TASK GOAL — Omit every picture and output the rest of the records exactly as they are.

** begin DATASET ROWS **

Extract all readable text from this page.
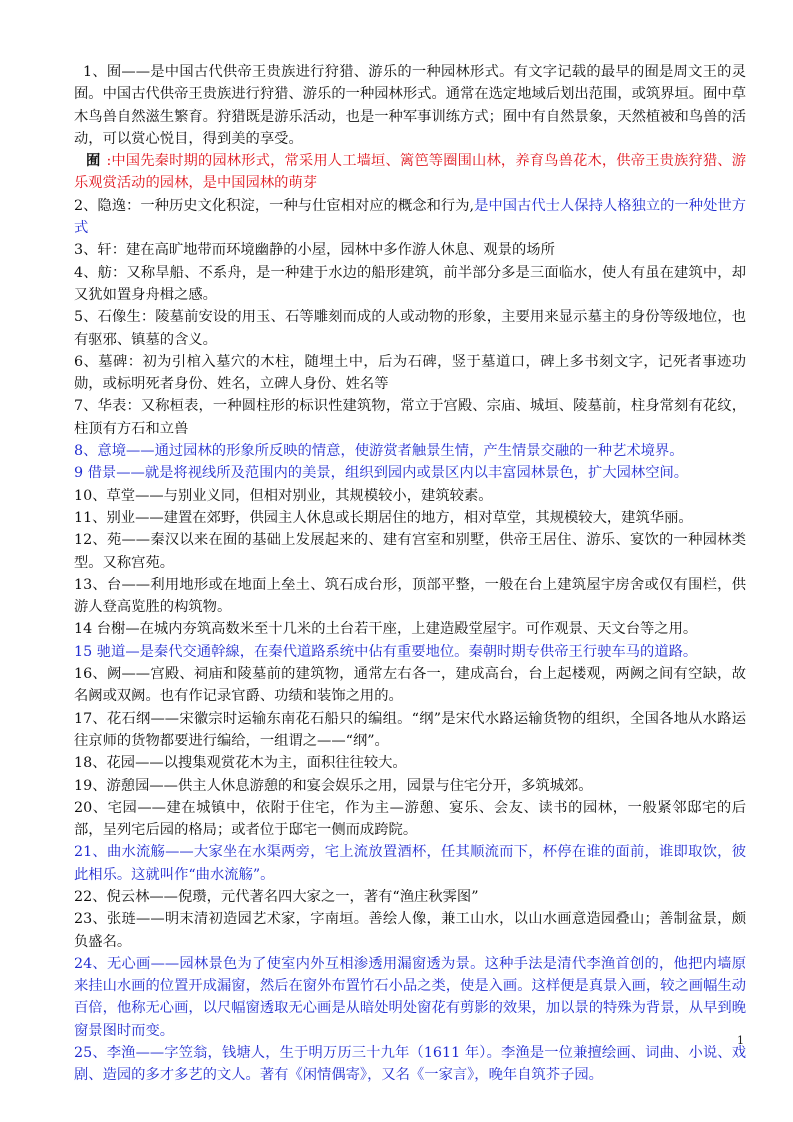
1、囿——是中国古代供帝王贵族进行狩猎、游乐的一种园林形式。有文字记载的最早的囿是周文王的灵囿。中国古代供帝王贵族进行狩猎、游乐的一种园林形式。通常在选定地域后划出范围，或筑界垣。囿中草木鸟兽自然滋生繁育。狩猎既是游乐活动，也是一种军事训练方式；囿中有自然景象，天然植被和鸟兽的活动，可以赏心悦目，得到美的享受。

囿 :中国先秦时期的园林形式，常采用人工墙垣、篱笆等圈围山林，养育鸟兽花木，供帝王贵族狩猎、游乐观赏活动的园林，是中国园林的萌芽

2、隐逸：一种历史文化积淀，一种与仕宦相对应的概念和行为,是中国古代士人保持人格独立的一种处世方式

3、轩：建在高旷地带而环境幽静的小屋，园林中多作游人休息、观景的场所

4、舫：又称旱船、不系舟，是一种建于水边的船形建筑，前半部分多是三面临水，使人有虽在建筑中，却又犹如置身舟楫之感。

5、石像生：陵墓前安设的用玉、石等雕刻而成的人或动物的形象，主要用来显示墓主的身份等级地位，也有驱邪、镇墓的含义。

6、墓碑：初为引棺入墓穴的木柱，随埋土中，后为石碑，竖于墓道口，碑上多书刻文字，记死者事迹功勋，或标明死者身份、姓名，立碑人身份、姓名等

7、华表：又称桓表，一种圆柱形的标识性建筑物，常立于宫殿、宗庙、城垣、陵墓前，柱身常刻有花纹，柱顶有方石和立兽

8、意境——通过园林的形象所反映的情意，使游赏者触景生情，产生情景交融的一种艺术境界。

9 借景——就是将视线所及范围内的美景，组织到园内或景区内以丰富园林景色，扩大园林空间。

10、草堂——与别业义同，但相对别业，其规模较小，建筑较素。

11、别业——建置在郊野，供园主人休息或长期居住的地方，相对草堂，其规模较大，建筑华丽。

12、苑——秦汉以来在囿的基础上发展起来的、建有宫室和别墅，供帝王居住、游乐、宴饮的一种园林类型。又称宫苑。

13、台——利用地形或在地面上垒土、筑石成台形，顶部平整，一般在台上建筑屋宇房舍或仅有围栏，供游人登高览胜的构筑物。

14 台榭—在城内夯筑高数米至十几米的土台若干座，上建造殿堂屋宇。可作观景、天文台等之用。

15 驰道—是秦代交通幹線，在秦代道路系统中佔有重要地位。秦朝时期专供帝王行驶车马的道路。

16、阙——宫殿、祠庙和陵墓前的建筑物，通常左右各一，建成高台，台上起楼观，两阙之间有空缺，故名阙或双阙。也有作记录官爵、功绩和装饰之用的。

17、花石纲——宋徽宗时运输东南花石船只的编组。“纲”是宋代水路运输货物的组织，全国各地从水路运往京师的货物都要进行编给，一组谓之——“纲”。

18、花园——以搜集观赏花木为主，面积往往较大。

19、游憩园——供主人休息游憩的和宴会娱乐之用，园景与住宅分开，多筑城郊。

20、宅园——建在城镇中，依附于住宅，作为主—游憩、宴乐、会友、读书的园林，一般紧邻邸宅的后部，呈列宅后园的格局；或者位于邸宅一侧而成跨院。

21、曲水流觞——大家坐在水渠两旁，宅上流放置酒杯，任其顺流而下，杯停在谁的面前，谁即取饮，彼此相乐。这就叫作“曲水流觞”。

22、倪云林——倪瓒，元代著名四大家之一，著有“渔庄秋霁图”

23、张琏——明末清初造园艺术家，字南垣。善绘人像，兼工山水，以山水画意造园叠山；善制盆景，颇负盛名。

24、无心画——园林景色为了使室内外互相渗透用漏窗透为景。这种手法是清代李渔首创的，他把内墙原来挂山水画的位置开成漏窗，然后在窗外布置竹石小品之类，使是入画。这样便是真景入画，较之画幅生动百倍，他称无心画，以尺幅窗透取无心画是从暗处明处窗花有剪影的效果，加以景的特殊为背景，从早到晚窗景图时而变。

25、李渔——字笠翁，钱塘人，生于明万历三十九年（1611 年）。李渔是一位兼擅绘画、词曲、小说、戏剧、造园的多才多艺的文人。著有《闲情偶寄》，又名《一家言》，晚年自筑芥子园。

1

** end DATASET ROWS **

COMPLETE ANSWER —
Extract all readable text from this page.
1、囿——是中国古代供帝王贵族进行狩猎、游乐的一种园林形式。有文字记载的最早的囿是周文王的灵囿。中国古代供帝王贵族进行狩猎、游乐的一种园林形式。通常在选定地域后划出范围，或筑界垣。囿中草木鸟兽自然滋生繁育。狩猎既是游乐活动，也是一种军事训练方式；囿中有自然景象，天然植被和鸟兽的活动，可以赏心悦目，得到美的享受。

囿 :中国先秦时期的园林形式，常采用人工墙垣、篱笆等圈围山林，养育鸟兽花木，供帝王贵族狩猎、游乐观赏活动的园林，是中国园林的萌芽

2、隐逸：一种历史文化积淀，一种与仕宦相对应的概念和行为,是中国古代士人保持人格独立的一种处世方式

3、轩：建在高旷地带而环境幽静的小屋，园林中多作游人休息、观景的场所

4、舫：又称旱船、不系舟，是一种建于水边的船形建筑，前半部分多是三面临水，使人有虽在建筑中，却又犹如置身舟楫之感。

5、石像生：陵墓前安设的用玉、石等雕刻而成的人或动物的形象，主要用来显示墓主的身份等级地位，也有驱邪、镇墓的含义。

6、墓碑：初为引棺入墓穴的木柱，随埋土中，后为石碑，竖于墓道口，碑上多书刻文字，记死者事迹功勋，或标明死者身份、姓名，立碑人身份、姓名等

7、华表：又称桓表，一种圆柱形的标识性建筑物，常立于宫殿、宗庙、城垣、陵墓前，柱身常刻有花纹，柱顶有方石和立兽

8、意境——通过园林的形象所反映的情意，使游赏者触景生情，产生情景交融的一种艺术境界。

9 借景——就是将视线所及范围内的美景，组织到园内或景区内以丰富园林景色，扩大园林空间。

10、草堂——与别业义同，但相对别业，其规模较小，建筑较素。

11、别业——建置在郊野，供园主人休息或长期居住的地方，相对草堂，其规模较大，建筑华丽。

12、苑——秦汉以来在囿的基础上发展起来的、建有宫室和别墅，供帝王居住、游乐、宴饮的一种园林类型。又称宫苑。

13、台——利用地形或在地面上垒土、筑石成台形，顶部平整，一般在台上建筑屋宇房舍或仅有围栏，供游人登高览胜的构筑物。

14 台榭—在城内夯筑高数米至十几米的土台若干座，上建造殿堂屋宇。可作观景、天文台等之用。

15 驰道—是秦代交通幹線，在秦代道路系统中佔有重要地位。秦朝时期专供帝王行驶车马的道路。

16、阙——宫殿、祠庙和陵墓前的建筑物，通常左右各一，建成高台，台上起楼观，两阙之间有空缺，故名阙或双阙。也有作记录官爵、功绩和装饰之用的。

17、花石纲——宋徽宗时运输东南花石船只的编组。“纲”是宋代水路运输货物的组织，全国各地从水路运往京师的货物都要进行编给，一组谓之——“纲”。

18、花园——以搜集观赏花木为主，面积往往较大。

19、游憩园——供主人休息游憩的和宴会娱乐之用，园景与住宅分开，多筑城郊。

20、宅园——建在城镇中，依附于住宅，作为主—游憩、宴乐、会友、读书的园林，一般紧邻邸宅的后部，呈列宅后园的格局；或者位于邸宅一侧而成跨院。

21、曲水流觞——大家坐在水渠两旁，宅上流放置酒杯，任其顺流而下，杯停在谁的面前，谁即取饮，彼此相乐。这就叫作“曲水流觞”。

22、倪云林——倪瓒，元代著名四大家之一，著有“渔庄秋霁图”

23、张琏——明末清初造园艺术家，字南垣。善绘人像，兼工山水，以山水画意造园叠山；善制盆景，颇负盛名。

24、无心画——园林景色为了使室内外互相渗透用漏窗透为景。这种手法是清代李渔首创的，他把内墙原来挂山水画的位置开成漏窗，然后在窗外布置竹石小品之类，使是入画。这样便是真景入画，较之画幅生动百倍，他称无心画，以尺幅窗透取无心画是从暗处明处窗花有剪影的效果，加以景的特殊为背景，从早到晚窗景图时而变。

25、李渔——字笠翁，钱塘人，生于明万历三十九年（1611 年）。李渔是一位兼擅绘画、词曲、小说、戏剧、造园的多才多艺的文人。著有《闲情偶寄》，又名《一家言》，晚年自筑芥子园。

1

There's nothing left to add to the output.